• Texte présenté
Des métiers autrefois uniquement masculins sont maintenant aussi exercés par des femmes. Il a fallu inventer des mots pour les désigner...pas de problèmes pour certains – on ajoute un e – plus compliqué pour d’autres ...Un médecin ne peut devenir au féminin une médecine, un tribun une tribune, un pèlerin une pélerine. Ces exemples amusants sont donnés par Bernard Pivot.
On se contentera de dire une médecin, une ministre, une professeur, une maire….on a ajouté un « e » au mot député :  elle est députée de Paris. On ajoutera parfois  le mot femme : une femme soldat. Mais il n’est pas choquant de dire « Elle est médecin, elle est ingénieur, elle est pilote …. »

• Données affichées
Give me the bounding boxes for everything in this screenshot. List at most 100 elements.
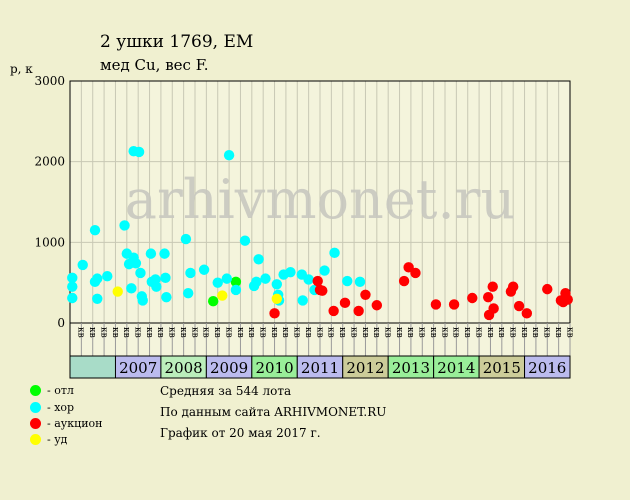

• Objectif 1
Les affirmations suivantes concordent-elles avec le texte sur les noms de métiers au féminin ? Pour chacune, répondez par oui ou par non en citant mot pour mot les termes du texte qui permettent de trancher.
(a) Pour une femme médecin, on peut dire « une médecine ».
(b) Le mot député a reçu un « e » au féminin.
(c) Il est choquant de dire « Elle est ingénieur ».
• Objectif 2
Reproduisez fidèlement le passage du texte sur les noms de métiers au féminin, en commençant par « Des métiers autrefois » et en allant jusqu'à « par Bernard Pivot. ».
Le listing provient d'une autre source que le texte.

• Réponse 1
(a) Non : « Un médecin ne peut devenir au féminin une médecine »
(b) Oui : « on a ajouté un « e » au mot député »
(c) Non : « il n’est pas choquant de dire « Elle est médecin, elle est ingénieur, elle est pilote …. » »

• Réponse 2
Des métiers autrefois uniquement masculins sont maintenant aussi exercés par des femmes. Il a fallu inventer des mots pour les désigner...pas de problèmes pour certains – on ajoute un e – plus compliqué pour d’autres ...Un médecin ne peut devenir au féminin une médecine, un tribun une tribune, un pèlerin une pélerine. Ces exemples amusants sont donnés par Bernard Pivot.